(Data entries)
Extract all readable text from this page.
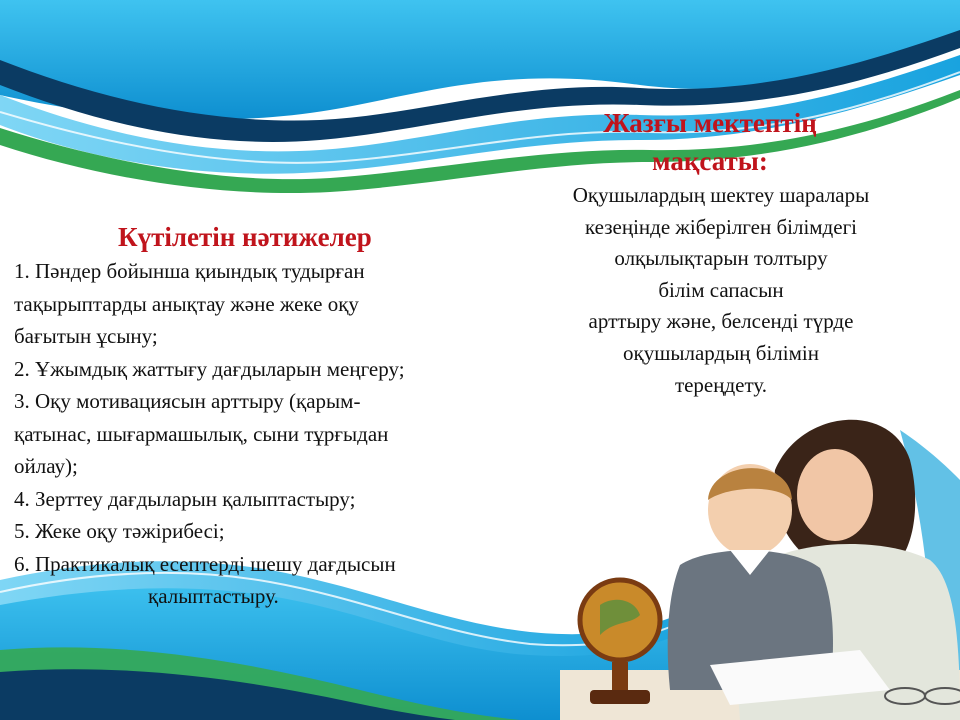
Жазғы мектептің
мақсаты:
Оқушылардың шектеу шаралары
кезеңінде жіберілген білімдегі
олқылықтарын толтыру
білім сапасын
арттыру және, белсенді түрде
оқушылардың білімін
тереңдету.
Күтілетін нәтижелер
1. Пәндер бойынша қиындық тудырған
тақырыптарды анықтау және жеке оқу
бағытын ұсыну;
2. Ұжымдық жаттығу дағдыларын меңгеру;
3. Оқу мотивациясын арттыру (қарым-
қатынас, шығармашылық, сыни тұрғыдан
ойлау);
4. Зерттеу дағдыларын қалыптастыру;
5. Жеке оқу тәжірибесі;
6. Практикалық есептерді шешу дағдысын
қалыптастыру.
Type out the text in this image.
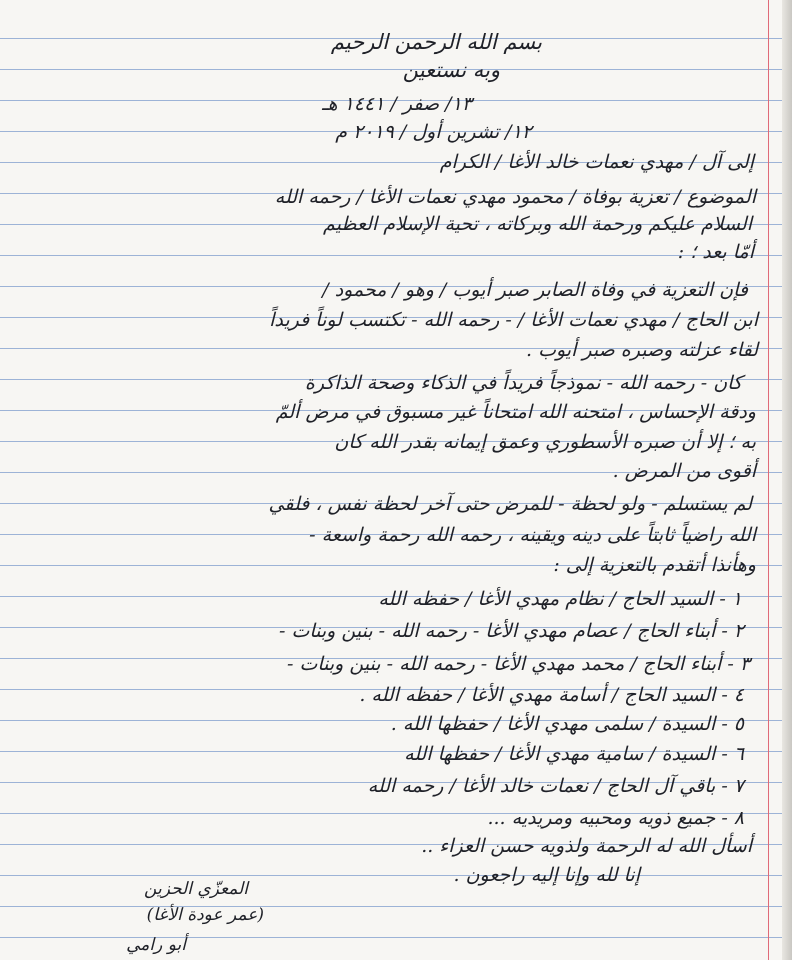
بسم الله الرحمن الرحيم
وبه نستعين
١٣/ صفر / ١٤٤١ هـ
١٢/ تشرين أول / ٢٠١٩ م
إلى آل / مهدي نعمات خالد الأغا / الكرام
الموضوع / تعزية بوفاة / محمود مهدي نعمات الأغا / رحمه الله
السلام عليكم ورحمة الله وبركاته ، تحية الإسلام العظيم
أمّا بعد ؛ :
فإن التعزية في وفاة الصابر صبر أيوب / وهو / محمود /
ابن الحاج / مهدي نعمات الأغا / - رحمه الله - تكتسب لوناً فريداً
لقاء عزلته وصبره صبر أيوب .
كان - رحمه الله - نموذجاً فريداً في الذكاء وصحة الذاكرة
ودقة الإحساس ، امتحنه الله امتحاناً غير مسبوق في مرض ألمّ
به ؛ إلا أن صبره الأسطوري وعمق إيمانه بقدر الله كان
أقوى من المرض .
لم يستسلم - ولو لحظة - للمرض حتى آخر لحظة نفس ، فلقي
الله راضياً ثابتاً على دينه ويقينه ، رحمه الله رحمة واسعة -
وهأنذا أتقدم بالتعزية إلى :
١ - السيد الحاج / نظام مهدي الأغا / حفظه الله
٢ - أبناء الحاج / عصام مهدي الأغا - رحمه الله - بنين وبنات -
٣ - أبناء الحاج / محمد مهدي الأغا - رحمه الله - بنين وبنات -
٤ - السيد الحاج / أسامة مهدي الأغا / حفظه الله .
٥ - السيدة / سلمى مهدي الأغا / حفظها الله .
٦ - السيدة / سامية مهدي الأغا / حفظها الله
٧ - باقي آل الحاج / نعمات خالد الأغا / رحمه الله
٨ - جميع ذويه ومحبيه ومريديه ...
أسأل الله له الرحمة ولذويه حسن العزاء ..
إنا لله وإنا إليه راجعون .
المعزّي الحزين
(عمر عودة الأغا)
أبو رامي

» Task objective:
List each line of the records that holds the string "وبنات".

» Solution:
٢ - أبناء الحاج / عصام مهدي الأغا - رحمه الله - بنين وبنات -
٣ - أبناء الحاج / محمد مهدي الأغا - رحمه الله - بنين وبنات -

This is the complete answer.